PROBLEM DETAILS: Filter the data below for the string "values" and copy each matching line.

#### DATA SECTION

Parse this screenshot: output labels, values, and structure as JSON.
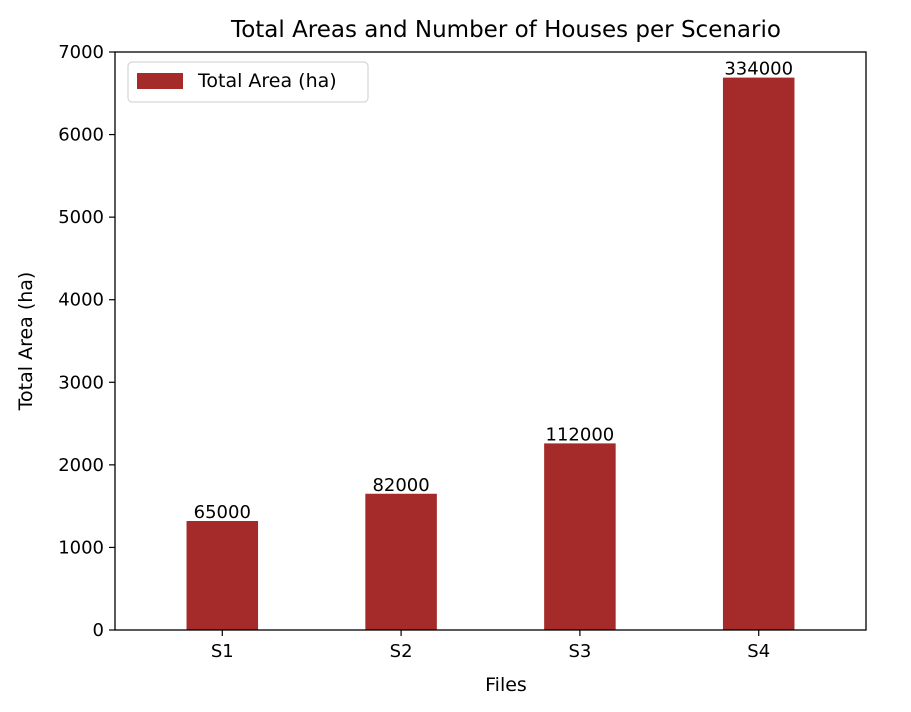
{
  "chart_data": {
    "type": "bar",
    "title": "Total Areas and Number of Houses per Scenario",
    "xlabel": "Files",
    "ylabel": "Total Area (ha)",
    "categories": [
      "S1",
      "S2",
      "S3",
      "S4"
    ],
    "series": [
      {
        "name": "Total Area (ha)",
        "values": [
          1320,
          1650,
          2260,
          6690
        ],
        "color": "#a52a2a"
      }
    ],
    "bar_labels": [
      "65000",
      "82000",
      "112000",
      "334000"
    ],
    "ylim": [
      0,
      7000
    ],
    "yticks": [
      0,
      1000,
      2000,
      3000,
      4000,
      5000,
      6000,
      7000
    ],
    "grid": false,
    "legend_position": "top-left"
  }
}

########

COMPLETE ANSWER:
Parse this screenshot: output labels, values, and structure as JSON.
        "values": [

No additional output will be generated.